All of the material below is to be retyped exactly.

****************

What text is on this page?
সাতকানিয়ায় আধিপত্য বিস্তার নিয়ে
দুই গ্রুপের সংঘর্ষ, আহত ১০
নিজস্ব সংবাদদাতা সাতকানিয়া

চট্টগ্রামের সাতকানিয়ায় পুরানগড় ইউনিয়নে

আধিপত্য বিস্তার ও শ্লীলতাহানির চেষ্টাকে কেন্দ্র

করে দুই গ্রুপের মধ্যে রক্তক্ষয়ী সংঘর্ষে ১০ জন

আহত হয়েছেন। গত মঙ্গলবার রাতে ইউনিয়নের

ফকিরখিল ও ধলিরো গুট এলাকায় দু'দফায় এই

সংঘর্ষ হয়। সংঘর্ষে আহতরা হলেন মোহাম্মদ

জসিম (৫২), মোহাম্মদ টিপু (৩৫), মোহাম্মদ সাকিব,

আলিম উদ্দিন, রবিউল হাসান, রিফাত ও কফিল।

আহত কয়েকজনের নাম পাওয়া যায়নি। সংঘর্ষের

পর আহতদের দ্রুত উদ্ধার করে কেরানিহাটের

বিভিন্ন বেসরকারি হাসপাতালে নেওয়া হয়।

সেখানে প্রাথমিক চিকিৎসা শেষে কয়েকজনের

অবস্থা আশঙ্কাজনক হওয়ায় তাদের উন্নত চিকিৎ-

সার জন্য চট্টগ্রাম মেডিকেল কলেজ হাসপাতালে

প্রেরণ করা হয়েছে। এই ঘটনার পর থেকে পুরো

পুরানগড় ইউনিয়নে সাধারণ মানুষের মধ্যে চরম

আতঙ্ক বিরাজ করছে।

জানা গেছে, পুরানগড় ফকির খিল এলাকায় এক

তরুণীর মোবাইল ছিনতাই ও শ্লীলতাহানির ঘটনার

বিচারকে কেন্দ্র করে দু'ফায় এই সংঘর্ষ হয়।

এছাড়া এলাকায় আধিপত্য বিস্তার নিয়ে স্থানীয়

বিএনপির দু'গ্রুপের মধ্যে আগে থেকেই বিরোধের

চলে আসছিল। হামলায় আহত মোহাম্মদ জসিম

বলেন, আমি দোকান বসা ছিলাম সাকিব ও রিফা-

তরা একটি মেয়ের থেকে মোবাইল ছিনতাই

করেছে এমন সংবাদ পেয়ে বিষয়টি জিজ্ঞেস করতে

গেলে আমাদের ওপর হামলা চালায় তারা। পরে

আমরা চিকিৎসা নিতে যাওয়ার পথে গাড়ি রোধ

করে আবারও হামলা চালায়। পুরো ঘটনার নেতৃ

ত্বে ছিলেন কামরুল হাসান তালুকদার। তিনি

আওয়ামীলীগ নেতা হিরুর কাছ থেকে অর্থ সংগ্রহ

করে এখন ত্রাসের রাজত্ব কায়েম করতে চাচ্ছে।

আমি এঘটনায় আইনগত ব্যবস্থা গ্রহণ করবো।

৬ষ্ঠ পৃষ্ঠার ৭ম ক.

****************

== The result ==
What text is on this page?
সাতকানিয়ায় আধিপত্য বিস্তার নিয়ে
দুই গ্রুপের সংঘর্ষ, আহত ১০
নিজস্ব সংবাদদাতা সাতকানিয়া

চট্টগ্রামের সাতকানিয়ায় পুরানগড় ইউনিয়নে

আধিপত্য বিস্তার ও শ্লীলতাহানির চেষ্টাকে কেন্দ্র

করে দুই গ্রুপের মধ্যে রক্তক্ষয়ী সংঘর্ষে ১০ জন

আহত হয়েছেন। গত মঙ্গলবার রাতে ইউনিয়নের

ফকিরখিল ও ধলিরো গুট এলাকায় দু'দফায় এই

সংঘর্ষ হয়। সংঘর্ষে আহতরা হলেন মোহাম্মদ

জসিম (৫২), মোহাম্মদ টিপু (৩৫), মোহাম্মদ সাকিব,

আলিম উদ্দিন, রবিউল হাসান, রিফাত ও কফিল।

আহত কয়েকজনের নাম পাওয়া যায়নি। সংঘর্ষের

পর আহতদের দ্রুত উদ্ধার করে কেরানিহাটের

বিভিন্ন বেসরকারি হাসপাতালে নেওয়া হয়।

সেখানে প্রাথমিক চিকিৎসা শেষে কয়েকজনের

অবস্থা আশঙ্কাজনক হওয়ায় তাদের উন্নত চিকিৎ-

সার জন্য চট্টগ্রাম মেডিকেল কলেজ হাসপাতালে

প্রেরণ করা হয়েছে। এই ঘটনার পর থেকে পুরো

পুরানগড় ইউনিয়নে সাধারণ মানুষের মধ্যে চরম

আতঙ্ক বিরাজ করছে।

জানা গেছে, পুরানগড় ফকির খিল এলাকায় এক

তরুণীর মোবাইল ছিনতাই ও শ্লীলতাহানির ঘটনার

বিচারকে কেন্দ্র করে দু'ফায় এই সংঘর্ষ হয়।

এছাড়া এলাকায় আধিপত্য বিস্তার নিয়ে স্থানীয়

বিএনপির দু'গ্রুপের মধ্যে আগে থেকেই বিরোধের

চলে আসছিল। হামলায় আহত মোহাম্মদ জসিম

বলেন, আমি দোকান বসা ছিলাম সাকিব ও রিফা-

তরা একটি মেয়ের থেকে মোবাইল ছিনতাই

করেছে এমন সংবাদ পেয়ে বিষয়টি জিজ্ঞেস করতে

গেলে আমাদের ওপর হামলা চালায় তারা। পরে

আমরা চিকিৎসা নিতে যাওয়ার পথে গাড়ি রোধ

করে আবারও হামলা চালায়। পুরো ঘটনার নেতৃ

ত্বে ছিলেন কামরুল হাসান তালুকদার। তিনি

আওয়ামীলীগ নেতা হিরুর কাছ থেকে অর্থ সংগ্রহ

করে এখন ত্রাসের রাজত্ব কায়েম করতে চাচ্ছে।

আমি এঘটনায় আইনগত ব্যবস্থা গ্রহণ করবো।

৬ষ্ঠ পৃষ্ঠার ৭ম ক.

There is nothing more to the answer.